Make an exact copy of the records, with the pictures left out.
==== Stored rows ====
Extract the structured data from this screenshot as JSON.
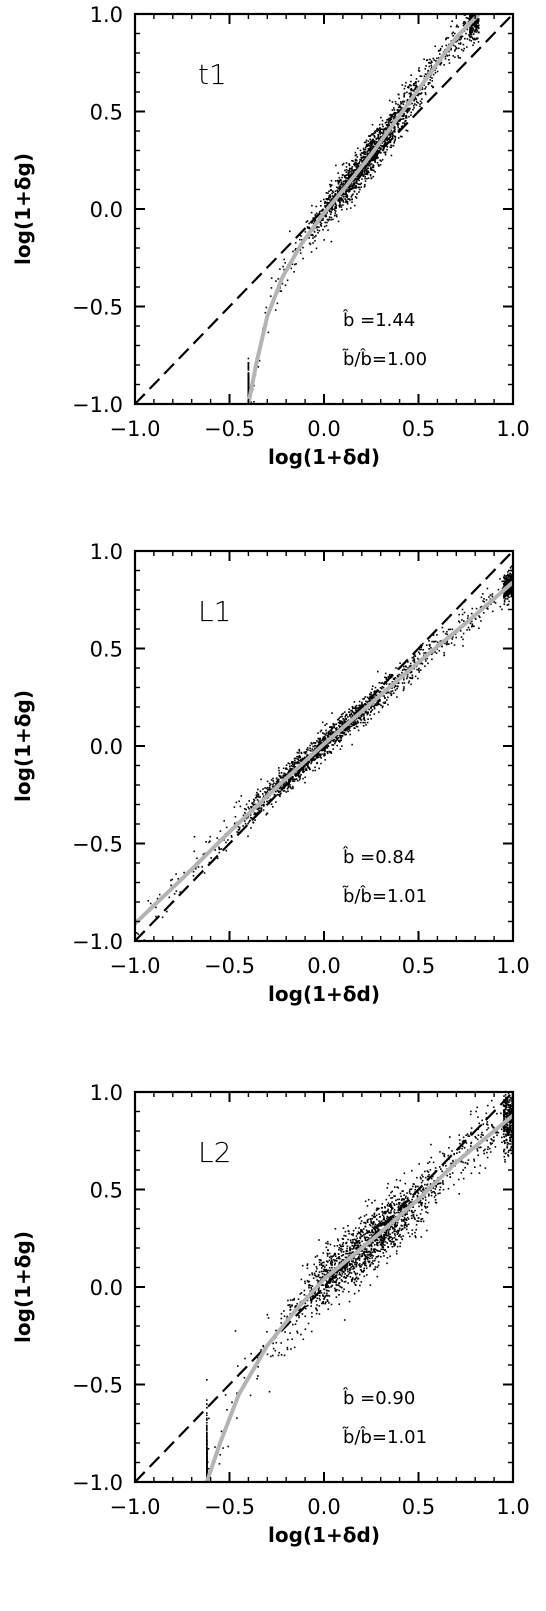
{
  "chart_data": [
    {
      "type": "scatter",
      "panel_label": "t1",
      "xlabel": "log(1+δd)",
      "ylabel": "log(1+δg)",
      "xlim": [
        -1.0,
        1.0
      ],
      "ylim": [
        -1.0,
        1.0
      ],
      "xticks": [
        "−1.0",
        "−0.5",
        "0.0",
        "0.5",
        "1.0"
      ],
      "yticks": [
        "−1.0",
        "−0.5",
        "0.0",
        "0.5",
        "1.0"
      ],
      "annotation_line1": "b̂   =1.44",
      "annotation_line2": "b̃/b̂=1.00",
      "b_hat": 1.44,
      "ratio": 1.0,
      "reference_line": {
        "style": "dashed",
        "points": [
          [
            -1.0,
            -1.0
          ],
          [
            1.0,
            1.0
          ]
        ]
      },
      "mean_relation": [
        [
          -0.4,
          -1.0
        ],
        [
          -0.36,
          -0.8
        ],
        [
          -0.3,
          -0.55
        ],
        [
          -0.22,
          -0.35
        ],
        [
          -0.12,
          -0.18
        ],
        [
          0.0,
          -0.02
        ],
        [
          0.12,
          0.12
        ],
        [
          0.25,
          0.28
        ],
        [
          0.4,
          0.48
        ],
        [
          0.55,
          0.68
        ],
        [
          0.7,
          0.88
        ],
        [
          0.82,
          1.0
        ]
      ],
      "scatter_spread": 0.05
    },
    {
      "type": "scatter",
      "panel_label": "L1",
      "xlabel": "log(1+δd)",
      "ylabel": "log(1+δg)",
      "xlim": [
        -1.0,
        1.0
      ],
      "ylim": [
        -1.0,
        1.0
      ],
      "xticks": [
        "−1.0",
        "−0.5",
        "0.0",
        "0.5",
        "1.0"
      ],
      "yticks": [
        "−1.0",
        "−0.5",
        "0.0",
        "0.5",
        "1.0"
      ],
      "annotation_line1": "b̂   =0.84",
      "annotation_line2": "b̃/b̂=1.01",
      "b_hat": 0.84,
      "ratio": 1.01,
      "reference_line": {
        "style": "dashed",
        "points": [
          [
            -1.0,
            -1.0
          ],
          [
            1.0,
            1.0
          ]
        ]
      },
      "mean_relation": [
        [
          -1.0,
          -0.91
        ],
        [
          -0.75,
          -0.68
        ],
        [
          -0.5,
          -0.44
        ],
        [
          -0.25,
          -0.21
        ],
        [
          0.0,
          0.01
        ],
        [
          0.25,
          0.22
        ],
        [
          0.5,
          0.43
        ],
        [
          0.75,
          0.63
        ],
        [
          1.0,
          0.84
        ]
      ],
      "scatter_spread": 0.035
    },
    {
      "type": "scatter",
      "panel_label": "L2",
      "xlabel": "log(1+δd)",
      "ylabel": "log(1+δg)",
      "xlim": [
        -1.0,
        1.0
      ],
      "ylim": [
        -1.0,
        1.0
      ],
      "xticks": [
        "−1.0",
        "−0.5",
        "0.0",
        "0.5",
        "1.0"
      ],
      "yticks": [
        "−1.0",
        "−0.5",
        "0.0",
        "0.5",
        "1.0"
      ],
      "annotation_line1": "b̂   =0.90",
      "annotation_line2": "b̃/b̂=1.01",
      "b_hat": 0.9,
      "ratio": 1.01,
      "reference_line": {
        "style": "dashed",
        "points": [
          [
            -1.0,
            -1.0
          ],
          [
            1.0,
            1.0
          ]
        ]
      },
      "mean_relation": [
        [
          -0.62,
          -1.0
        ],
        [
          -0.55,
          -0.8
        ],
        [
          -0.45,
          -0.55
        ],
        [
          -0.3,
          -0.3
        ],
        [
          -0.15,
          -0.12
        ],
        [
          0.0,
          0.04
        ],
        [
          0.15,
          0.16
        ],
        [
          0.3,
          0.28
        ],
        [
          0.5,
          0.45
        ],
        [
          0.7,
          0.64
        ],
        [
          1.0,
          0.88
        ]
      ],
      "scatter_spread": 0.08
    }
  ],
  "colors": {
    "points": "#000000",
    "mean_curve": "#b4b4b4",
    "reference_line": "#000000",
    "frame": "#000000"
  }
}
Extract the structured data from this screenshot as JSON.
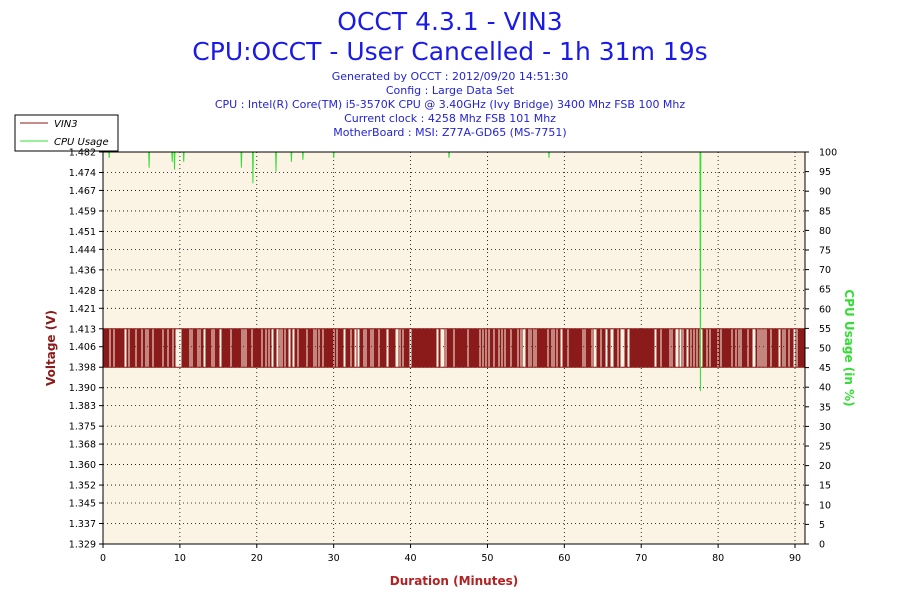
{
  "header": {
    "title": "OCCT 4.3.1 - VIN3",
    "subtitle": "CPU:OCCT - User Cancelled - 1h 31m 19s",
    "meta_lines": [
      "Generated by OCCT : 2012/09/20 14:51:30",
      "Config : Large Data Set",
      "CPU : Intel(R) Core(TM) i5-3570K CPU @ 3.40GHz (Ivy Bridge) 3400 Mhz FSB 100 Mhz",
      "Current clock : 4258 Mhz FSB 101 Mhz",
      "MotherBoard : MSI: Z77A-GD65 (MS-7751)"
    ]
  },
  "colors": {
    "voltage": "#8b1a1a",
    "cpu": "#33dd33",
    "plot_bg": "#fbf3e4",
    "title": "#1a1ae6",
    "xlabel": "#b22222"
  },
  "chart_data": {
    "type": "line",
    "xlabel": "Duration (Minutes)",
    "ylabel": "Voltage (V)",
    "y2label": "CPU Usage (in %)",
    "xlim": [
      0,
      91.3
    ],
    "ylim": [
      1.329,
      1.482
    ],
    "y2lim": [
      0,
      100
    ],
    "x_ticks": [
      0,
      10,
      20,
      30,
      40,
      50,
      60,
      70,
      80,
      90
    ],
    "y_ticks": [
      "1.329",
      "1.337",
      "1.345",
      "1.352",
      "1.360",
      "1.368",
      "1.375",
      "1.383",
      "1.390",
      "1.398",
      "1.406",
      "1.413",
      "1.421",
      "1.428",
      "1.436",
      "1.444",
      "1.451",
      "1.459",
      "1.467",
      "1.474",
      "1.482"
    ],
    "y2_ticks": [
      0,
      5,
      10,
      15,
      20,
      25,
      30,
      35,
      40,
      45,
      50,
      55,
      60,
      65,
      70,
      75,
      80,
      85,
      90,
      95,
      100
    ],
    "grid": true,
    "legend_position": "top-left",
    "series": [
      {
        "name": "VIN3",
        "axis": "left",
        "summary": "oscillates between 1.398 and 1.413 V for the whole run",
        "low": 1.398,
        "high": 1.413,
        "x_start": 0,
        "x_end": 91.3
      },
      {
        "name": "CPU Usage",
        "axis": "right",
        "summary": "about 100% for the whole run with brief dips",
        "base": 100,
        "dips": [
          {
            "x": 0.8,
            "y": 98.5
          },
          {
            "x": 6,
            "y": 96
          },
          {
            "x": 9,
            "y": 97.5
          },
          {
            "x": 9.3,
            "y": 95.5
          },
          {
            "x": 10.5,
            "y": 97.5
          },
          {
            "x": 18,
            "y": 96
          },
          {
            "x": 19.5,
            "y": 92
          },
          {
            "x": 22.5,
            "y": 95
          },
          {
            "x": 24.5,
            "y": 97.5
          },
          {
            "x": 26,
            "y": 98
          },
          {
            "x": 30,
            "y": 98.5
          },
          {
            "x": 45,
            "y": 98.5
          },
          {
            "x": 58,
            "y": 98.5
          },
          {
            "x": 77.7,
            "y": 39
          }
        ]
      }
    ]
  }
}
====
## Written solution
Extract the structured data from this screenshot as JSON.
{
  "chart_data": [
    {
      "type": "scatter",
      "panel_label": "t1",
      "xlabel": "log(1+δd)",
      "ylabel": "log(1+δg)",
      "xlim": [
        -1.0,
        1.0
      ],
      "ylim": [
        -1.0,
        1.0
      ],
      "xticks": [
        "−1.0",
        "−0.5",
        "0.0",
        "0.5",
        "1.0"
      ],
      "yticks": [
        "−1.0",
        "−0.5",
        "0.0",
        "0.5",
        "1.0"
      ],
      "annotation_line1": "b̂   =1.44",
      "annotation_line2": "b̃/b̂=1.00",
      "b_hat": 1.44,
      "ratio": 1.0,
      "reference_line": {
        "style": "dashed",
        "points": [
          [
            -1.0,
            -1.0
          ],
          [
            1.0,
            1.0
          ]
        ]
      },
      "mean_relation": [
        [
          -0.4,
          -1.0
        ],
        [
          -0.36,
          -0.8
        ],
        [
          -0.3,
          -0.55
        ],
        [
          -0.22,
          -0.35
        ],
        [
          -0.12,
          -0.18
        ],
        [
          0.0,
          -0.02
        ],
        [
          0.12,
          0.12
        ],
        [
          0.25,
          0.28
        ],
        [
          0.4,
          0.48
        ],
        [
          0.55,
          0.68
        ],
        [
          0.7,
          0.88
        ],
        [
          0.82,
          1.0
        ]
      ],
      "scatter_spread": 0.05
    },
    {
      "type": "scatter",
      "panel_label": "L1",
      "xlabel": "log(1+δd)",
      "ylabel": "log(1+δg)",
      "xlim": [
        -1.0,
        1.0
      ],
      "ylim": [
        -1.0,
        1.0
      ],
      "xticks": [
        "−1.0",
        "−0.5",
        "0.0",
        "0.5",
        "1.0"
      ],
      "yticks": [
        "−1.0",
        "−0.5",
        "0.0",
        "0.5",
        "1.0"
      ],
      "annotation_line1": "b̂   =0.84",
      "annotation_line2": "b̃/b̂=1.01",
      "b_hat": 0.84,
      "ratio": 1.01,
      "reference_line": {
        "style": "dashed",
        "points": [
          [
            -1.0,
            -1.0
          ],
          [
            1.0,
            1.0
          ]
        ]
      },
      "mean_relation": [
        [
          -1.0,
          -0.91
        ],
        [
          -0.75,
          -0.68
        ],
        [
          -0.5,
          -0.44
        ],
        [
          -0.25,
          -0.21
        ],
        [
          0.0,
          0.01
        ],
        [
          0.25,
          0.22
        ],
        [
          0.5,
          0.43
        ],
        [
          0.75,
          0.63
        ],
        [
          1.0,
          0.84
        ]
      ],
      "scatter_spread": 0.035
    },
    {
      "type": "scatter",
      "panel_label": "L2",
      "xlabel": "log(1+δd)",
      "ylabel": "log(1+δg)",
      "xlim": [
        -1.0,
        1.0
      ],
      "ylim": [
        -1.0,
        1.0
      ],
      "xticks": [
        "−1.0",
        "−0.5",
        "0.0",
        "0.5",
        "1.0"
      ],
      "yticks": [
        "−1.0",
        "−0.5",
        "0.0",
        "0.5",
        "1.0"
      ],
      "annotation_line1": "b̂   =0.90",
      "annotation_line2": "b̃/b̂=1.01",
      "b_hat": 0.9,
      "ratio": 1.01,
      "reference_line": {
        "style": "dashed",
        "points": [
          [
            -1.0,
            -1.0
          ],
          [
            1.0,
            1.0
          ]
        ]
      },
      "mean_relation": [
        [
          -0.62,
          -1.0
        ],
        [
          -0.55,
          -0.8
        ],
        [
          -0.45,
          -0.55
        ],
        [
          -0.3,
          -0.3
        ],
        [
          -0.15,
          -0.12
        ],
        [
          0.0,
          0.04
        ],
        [
          0.15,
          0.16
        ],
        [
          0.3,
          0.28
        ],
        [
          0.5,
          0.45
        ],
        [
          0.7,
          0.64
        ],
        [
          1.0,
          0.88
        ]
      ],
      "scatter_spread": 0.08
    }
  ],
  "colors": {
    "points": "#000000",
    "mean_curve": "#b4b4b4",
    "reference_line": "#000000",
    "frame": "#000000"
  }
}
Extract the structured data from this screenshot as JSON.
{
  "header": {
    "title": "OCCT 4.3.1 - VIN3",
    "subtitle": "CPU:OCCT - User Cancelled - 1h 31m 19s",
    "meta_lines": [
      "Generated by OCCT : 2012/09/20 14:51:30",
      "Config : Large Data Set",
      "CPU : Intel(R) Core(TM) i5-3570K CPU @ 3.40GHz (Ivy Bridge) 3400 Mhz FSB 100 Mhz",
      "Current clock : 4258 Mhz FSB 101 Mhz",
      "MotherBoard : MSI: Z77A-GD65 (MS-7751)"
    ]
  },
  "colors": {
    "voltage": "#8b1a1a",
    "cpu": "#33dd33",
    "plot_bg": "#fbf3e4",
    "title": "#1a1ae6",
    "xlabel": "#b22222"
  },
  "chart_data": {
    "type": "line",
    "xlabel": "Duration (Minutes)",
    "ylabel": "Voltage (V)",
    "y2label": "CPU Usage (in %)",
    "xlim": [
      0,
      91.3
    ],
    "ylim": [
      1.329,
      1.482
    ],
    "y2lim": [
      0,
      100
    ],
    "x_ticks": [
      0,
      10,
      20,
      30,
      40,
      50,
      60,
      70,
      80,
      90
    ],
    "y_ticks": [
      "1.329",
      "1.337",
      "1.345",
      "1.352",
      "1.360",
      "1.368",
      "1.375",
      "1.383",
      "1.390",
      "1.398",
      "1.406",
      "1.413",
      "1.421",
      "1.428",
      "1.436",
      "1.444",
      "1.451",
      "1.459",
      "1.467",
      "1.474",
      "1.482"
    ],
    "y2_ticks": [
      0,
      5,
      10,
      15,
      20,
      25,
      30,
      35,
      40,
      45,
      50,
      55,
      60,
      65,
      70,
      75,
      80,
      85,
      90,
      95,
      100
    ],
    "grid": true,
    "legend_position": "top-left",
    "series": [
      {
        "name": "VIN3",
        "axis": "left",
        "summary": "oscillates between 1.398 and 1.413 V for the whole run",
        "low": 1.398,
        "high": 1.413,
        "x_start": 0,
        "x_end": 91.3
      },
      {
        "name": "CPU Usage",
        "axis": "right",
        "summary": "about 100% for the whole run with brief dips",
        "base": 100,
        "dips": [
          {
            "x": 0.8,
            "y": 98.5
          },
          {
            "x": 6,
            "y": 96
          },
          {
            "x": 9,
            "y": 97.5
          },
          {
            "x": 9.3,
            "y": 95.5
          },
          {
            "x": 10.5,
            "y": 97.5
          },
          {
            "x": 18,
            "y": 96
          },
          {
            "x": 19.5,
            "y": 92
          },
          {
            "x": 22.5,
            "y": 95
          },
          {
            "x": 24.5,
            "y": 97.5
          },
          {
            "x": 26,
            "y": 98
          },
          {
            "x": 30,
            "y": 98.5
          },
          {
            "x": 45,
            "y": 98.5
          },
          {
            "x": 58,
            "y": 98.5
          },
          {
            "x": 77.7,
            "y": 39
          }
        ]
      }
    ]
  }
}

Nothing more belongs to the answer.